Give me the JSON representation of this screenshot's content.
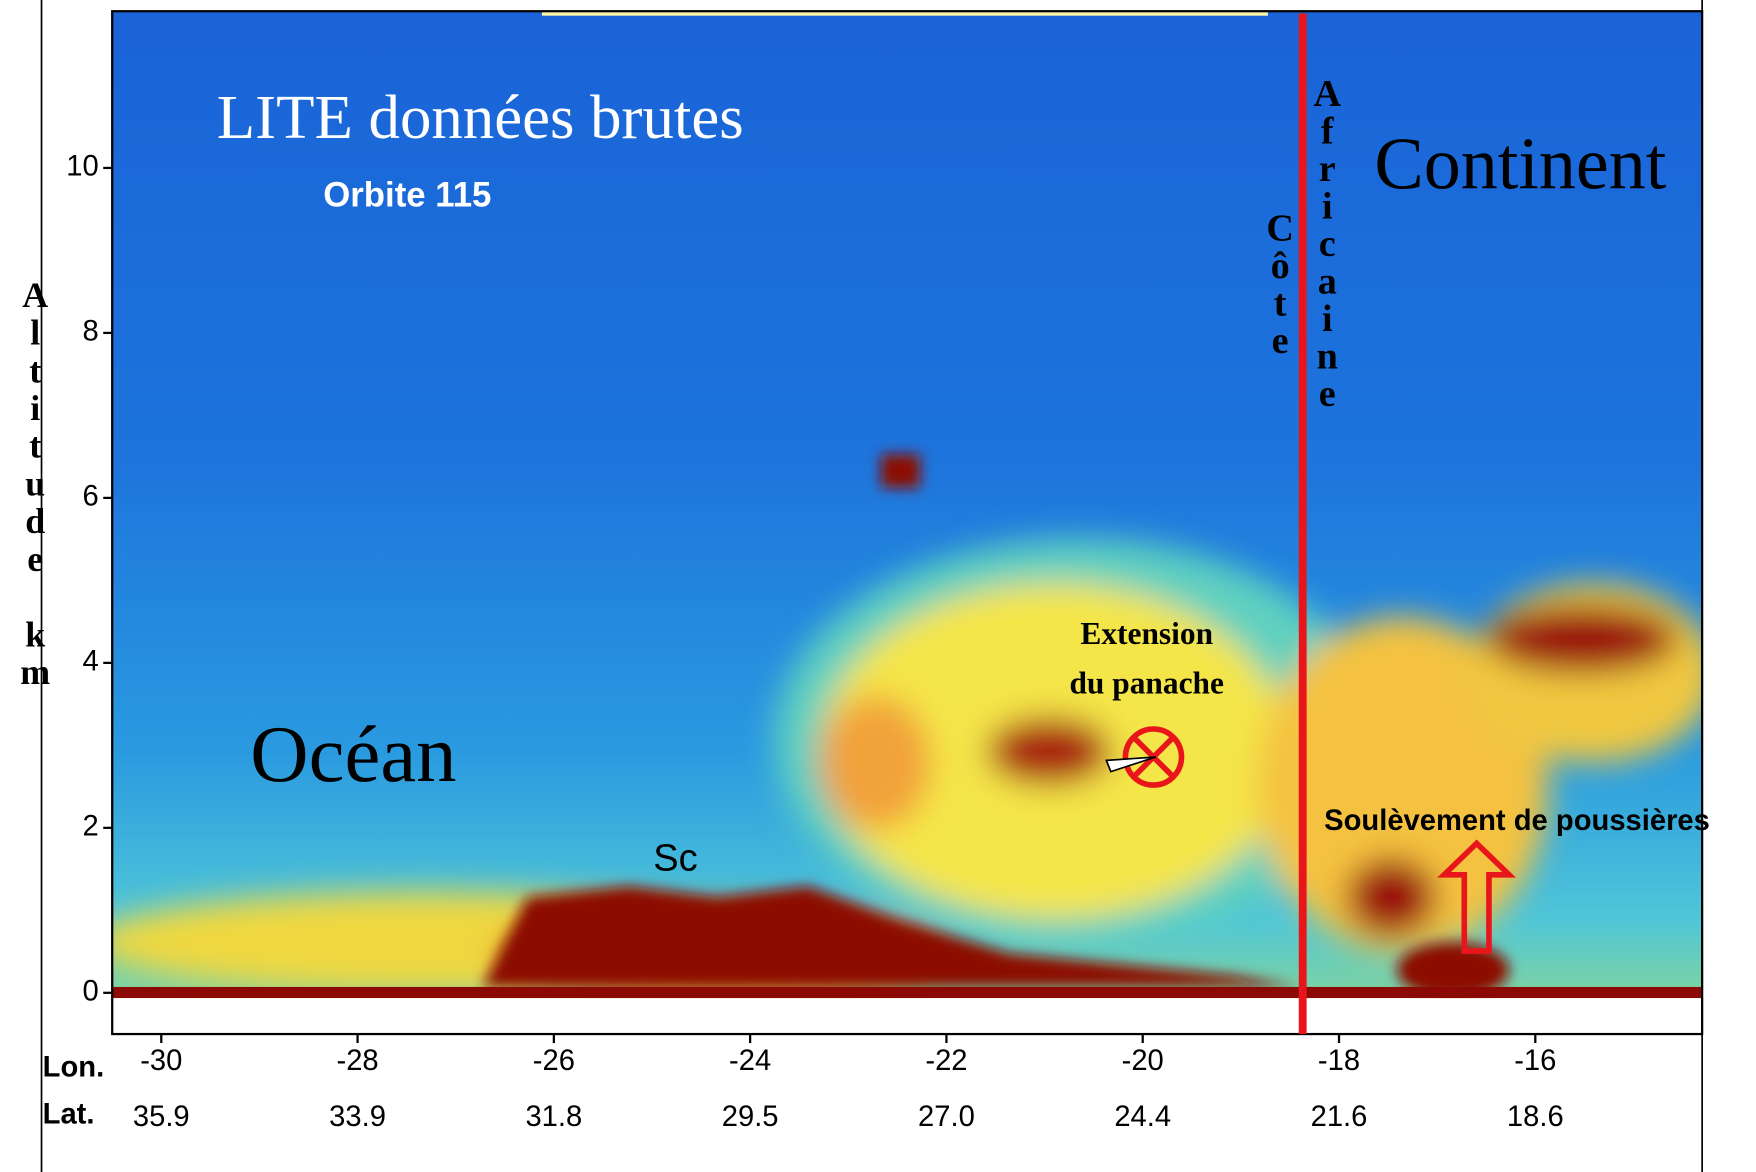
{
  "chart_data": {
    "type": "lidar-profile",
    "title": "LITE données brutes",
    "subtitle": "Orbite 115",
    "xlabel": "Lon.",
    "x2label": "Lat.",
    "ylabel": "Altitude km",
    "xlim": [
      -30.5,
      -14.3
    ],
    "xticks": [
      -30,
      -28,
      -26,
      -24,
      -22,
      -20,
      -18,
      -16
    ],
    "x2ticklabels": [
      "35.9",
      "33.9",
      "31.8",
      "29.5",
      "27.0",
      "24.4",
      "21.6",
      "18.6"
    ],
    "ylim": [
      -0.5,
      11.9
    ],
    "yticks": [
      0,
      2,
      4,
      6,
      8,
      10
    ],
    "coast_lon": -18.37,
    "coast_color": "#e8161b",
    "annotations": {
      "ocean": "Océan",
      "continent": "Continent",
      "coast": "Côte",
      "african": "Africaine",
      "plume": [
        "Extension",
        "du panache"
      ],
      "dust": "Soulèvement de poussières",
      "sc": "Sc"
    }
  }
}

========================================

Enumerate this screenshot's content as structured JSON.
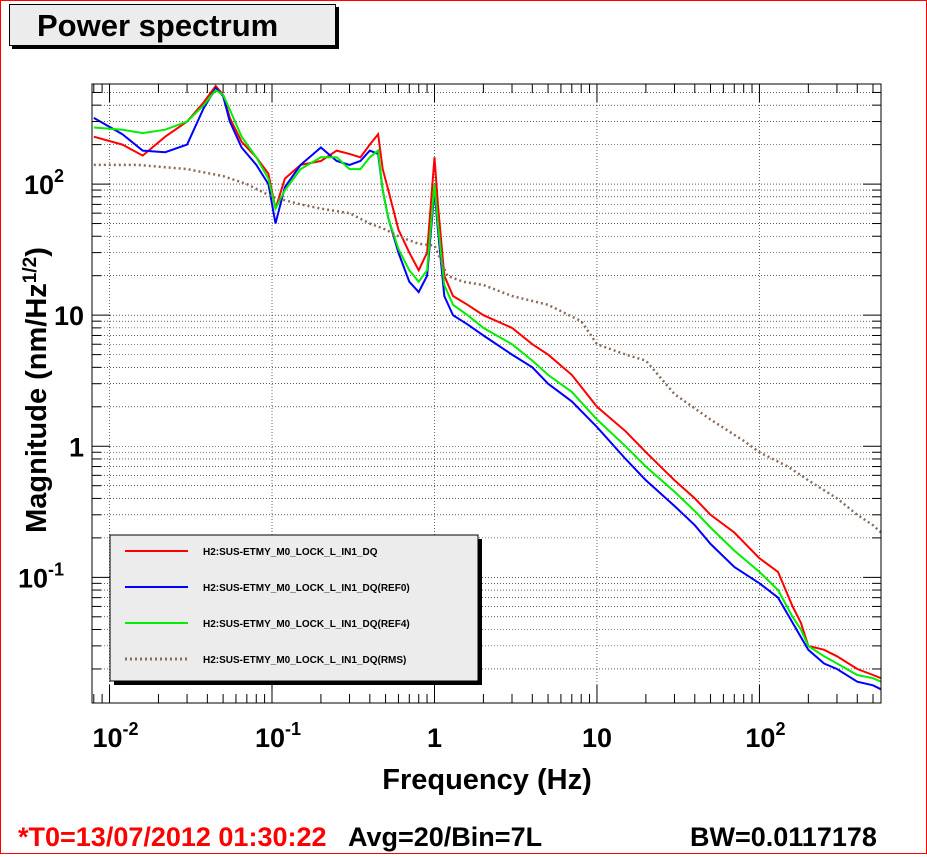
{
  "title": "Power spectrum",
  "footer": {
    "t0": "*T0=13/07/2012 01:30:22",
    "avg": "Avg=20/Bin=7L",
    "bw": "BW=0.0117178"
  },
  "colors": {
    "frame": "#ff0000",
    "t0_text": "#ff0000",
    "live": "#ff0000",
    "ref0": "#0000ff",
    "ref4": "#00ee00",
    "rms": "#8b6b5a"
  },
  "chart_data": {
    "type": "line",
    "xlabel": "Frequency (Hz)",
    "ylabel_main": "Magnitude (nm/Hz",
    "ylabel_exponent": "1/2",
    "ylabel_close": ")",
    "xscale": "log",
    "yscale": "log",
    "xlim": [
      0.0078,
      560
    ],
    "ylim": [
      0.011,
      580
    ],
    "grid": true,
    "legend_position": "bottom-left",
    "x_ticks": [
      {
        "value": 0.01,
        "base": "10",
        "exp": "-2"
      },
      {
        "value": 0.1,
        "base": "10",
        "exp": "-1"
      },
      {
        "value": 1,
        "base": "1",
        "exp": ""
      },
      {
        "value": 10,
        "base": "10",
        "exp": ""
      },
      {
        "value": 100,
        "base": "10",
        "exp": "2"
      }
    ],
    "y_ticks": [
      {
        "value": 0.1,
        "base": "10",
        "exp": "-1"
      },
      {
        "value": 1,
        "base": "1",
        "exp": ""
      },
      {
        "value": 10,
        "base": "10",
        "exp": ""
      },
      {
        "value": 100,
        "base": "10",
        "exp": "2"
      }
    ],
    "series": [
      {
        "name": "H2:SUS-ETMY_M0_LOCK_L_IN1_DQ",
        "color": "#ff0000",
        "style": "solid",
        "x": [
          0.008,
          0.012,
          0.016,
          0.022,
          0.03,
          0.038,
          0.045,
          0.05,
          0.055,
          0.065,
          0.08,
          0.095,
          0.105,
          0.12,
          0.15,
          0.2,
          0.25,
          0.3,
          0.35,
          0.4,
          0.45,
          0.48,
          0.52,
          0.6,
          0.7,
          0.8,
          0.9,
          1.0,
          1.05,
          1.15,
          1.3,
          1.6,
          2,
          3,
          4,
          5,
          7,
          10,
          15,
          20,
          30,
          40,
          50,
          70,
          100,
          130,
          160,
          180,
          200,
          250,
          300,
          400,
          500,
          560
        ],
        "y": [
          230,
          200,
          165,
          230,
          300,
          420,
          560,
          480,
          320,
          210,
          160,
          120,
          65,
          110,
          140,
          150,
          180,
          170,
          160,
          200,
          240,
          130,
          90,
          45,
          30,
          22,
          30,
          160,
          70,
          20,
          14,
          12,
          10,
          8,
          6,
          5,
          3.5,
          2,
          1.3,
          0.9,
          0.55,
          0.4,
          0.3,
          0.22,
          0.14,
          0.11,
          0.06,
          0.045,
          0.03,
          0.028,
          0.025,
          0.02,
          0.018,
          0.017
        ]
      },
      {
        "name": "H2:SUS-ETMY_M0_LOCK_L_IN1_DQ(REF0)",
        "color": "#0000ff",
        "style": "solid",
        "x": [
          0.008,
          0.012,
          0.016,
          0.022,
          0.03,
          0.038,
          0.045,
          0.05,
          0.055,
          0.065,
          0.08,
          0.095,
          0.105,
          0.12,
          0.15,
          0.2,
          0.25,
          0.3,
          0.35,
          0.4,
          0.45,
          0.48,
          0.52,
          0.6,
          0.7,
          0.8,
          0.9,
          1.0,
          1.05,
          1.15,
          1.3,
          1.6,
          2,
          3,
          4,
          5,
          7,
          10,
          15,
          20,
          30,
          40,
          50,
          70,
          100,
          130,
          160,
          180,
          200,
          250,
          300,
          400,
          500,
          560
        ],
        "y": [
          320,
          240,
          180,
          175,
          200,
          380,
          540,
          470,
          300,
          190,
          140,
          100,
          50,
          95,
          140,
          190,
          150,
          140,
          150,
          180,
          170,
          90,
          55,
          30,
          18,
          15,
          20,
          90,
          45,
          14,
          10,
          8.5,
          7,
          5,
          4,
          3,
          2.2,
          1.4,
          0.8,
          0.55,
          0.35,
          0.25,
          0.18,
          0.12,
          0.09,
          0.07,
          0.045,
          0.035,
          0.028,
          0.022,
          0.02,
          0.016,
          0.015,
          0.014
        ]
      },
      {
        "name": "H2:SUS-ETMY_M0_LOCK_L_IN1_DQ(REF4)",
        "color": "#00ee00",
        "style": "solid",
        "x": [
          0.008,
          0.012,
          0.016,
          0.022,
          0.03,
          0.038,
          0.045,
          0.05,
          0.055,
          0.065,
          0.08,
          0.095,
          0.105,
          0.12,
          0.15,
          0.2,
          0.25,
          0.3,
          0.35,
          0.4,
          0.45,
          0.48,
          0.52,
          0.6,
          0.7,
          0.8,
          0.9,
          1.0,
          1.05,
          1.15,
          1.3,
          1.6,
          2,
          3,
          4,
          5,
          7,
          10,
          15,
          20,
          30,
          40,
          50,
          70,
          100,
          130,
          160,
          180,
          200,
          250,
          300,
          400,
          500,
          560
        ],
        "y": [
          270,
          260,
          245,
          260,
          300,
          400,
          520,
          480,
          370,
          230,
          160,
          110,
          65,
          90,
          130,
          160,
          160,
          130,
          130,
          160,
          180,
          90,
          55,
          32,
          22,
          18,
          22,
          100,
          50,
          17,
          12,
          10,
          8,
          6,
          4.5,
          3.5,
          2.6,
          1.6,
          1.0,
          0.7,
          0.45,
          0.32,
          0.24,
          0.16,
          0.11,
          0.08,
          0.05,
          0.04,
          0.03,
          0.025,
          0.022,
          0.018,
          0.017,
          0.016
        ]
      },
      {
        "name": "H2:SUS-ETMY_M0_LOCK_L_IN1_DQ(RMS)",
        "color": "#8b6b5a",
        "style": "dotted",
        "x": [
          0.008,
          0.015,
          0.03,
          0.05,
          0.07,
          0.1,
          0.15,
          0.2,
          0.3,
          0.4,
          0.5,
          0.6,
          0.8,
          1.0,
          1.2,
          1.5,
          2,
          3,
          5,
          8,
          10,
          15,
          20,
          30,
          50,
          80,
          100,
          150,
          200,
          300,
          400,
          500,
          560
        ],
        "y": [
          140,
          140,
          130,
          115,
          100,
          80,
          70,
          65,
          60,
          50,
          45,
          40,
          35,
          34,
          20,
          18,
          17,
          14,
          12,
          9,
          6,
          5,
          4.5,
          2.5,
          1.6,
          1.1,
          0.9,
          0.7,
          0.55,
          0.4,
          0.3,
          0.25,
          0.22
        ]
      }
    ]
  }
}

========================================

What to produce: Write out every line from the entries where "screenshot" appears.

Solution to this task:
Give me the JSON representation of this screenshot's content.
Enumerate this screenshot's content as structured JSON.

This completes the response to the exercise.